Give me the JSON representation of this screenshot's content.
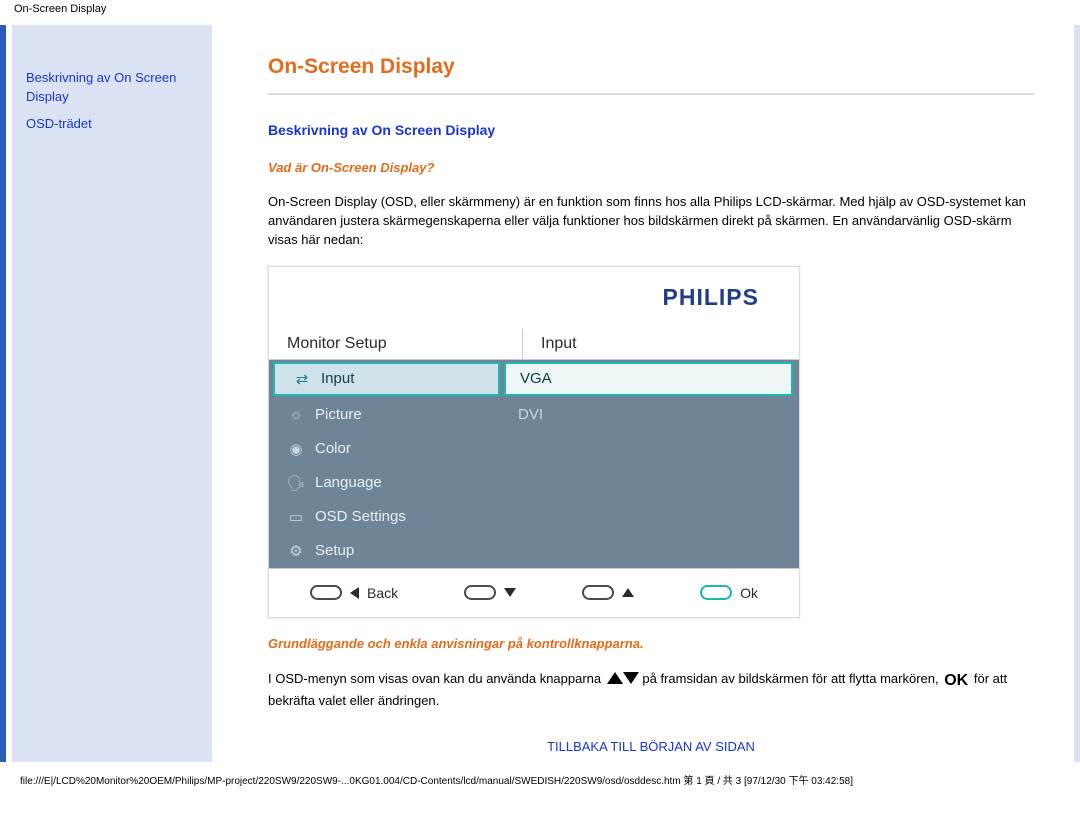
{
  "doc_header": "On-Screen Display",
  "sidebar": {
    "link1": "Beskrivning av On Screen Display",
    "link2": "OSD-trädet"
  },
  "page": {
    "title": "On-Screen Display",
    "section1_heading": "Beskrivning av On Screen Display",
    "q1": "Vad är On-Screen Display?",
    "para1": "On-Screen Display (OSD, eller skärmmeny) är en funktion som finns hos alla Philips LCD-skärmar. Med hjälp av OSD-systemet kan användaren justera skärmegenskaperna eller välja funktioner hos bildskärmen direkt på skärmen. En användarvänlig OSD-skärm visas här nedan:",
    "sub2": "Grundläggande och enkla anvisningar på kontrollknapparna.",
    "para2_a": "I OSD-menyn som visas ovan kan du använda knapparna ",
    "para2_b": " på framsidan av bildskärmen för att flytta markören, ",
    "para2_c": " för att bekräfta valet eller ändringen.",
    "ok_label": "OK",
    "back_to_top": "TILLBAKA TILL BÖRJAN AV SIDAN"
  },
  "osd": {
    "brand": "PHILIPS",
    "header_left": "Monitor Setup",
    "header_right": "Input",
    "menu": [
      {
        "label": "Input",
        "active": true
      },
      {
        "label": "Picture",
        "active": false
      },
      {
        "label": "Color",
        "active": false
      },
      {
        "label": "Language",
        "active": false
      },
      {
        "label": "OSD Settings",
        "active": false
      },
      {
        "label": "Setup",
        "active": false
      }
    ],
    "options": [
      {
        "label": "VGA",
        "active": true
      },
      {
        "label": "DVI",
        "active": false
      }
    ],
    "bottom": {
      "back": "Back",
      "ok": "Ok"
    }
  },
  "footer": "file:///E|/LCD%20Monitor%20OEM/Philips/MP-project/220SW9/220SW9-...0KG01.004/CD-Contents/lcd/manual/SWEDISH/220SW9/osd/osddesc.htm 第 1 頁 / 共 3  [97/12/30 下午 03:42:58]"
}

========

**The task:**
Search the material above for "bildskärmen". Pull out each line where it shows up.

**Full answer:**
    "para1": "On-Screen Display (OSD, eller skärmmeny) är en funktion som finns hos alla Philips LCD-skärmar. Med hjälp av OSD-systemet kan användaren justera skärmegenskaperna eller välja funktioner hos bildskärmen direkt på skärmen. En användarvänlig OSD-skärm visas här nedan:",
    "para2_b": " på framsidan av bildskärmen för att flytta markören, ",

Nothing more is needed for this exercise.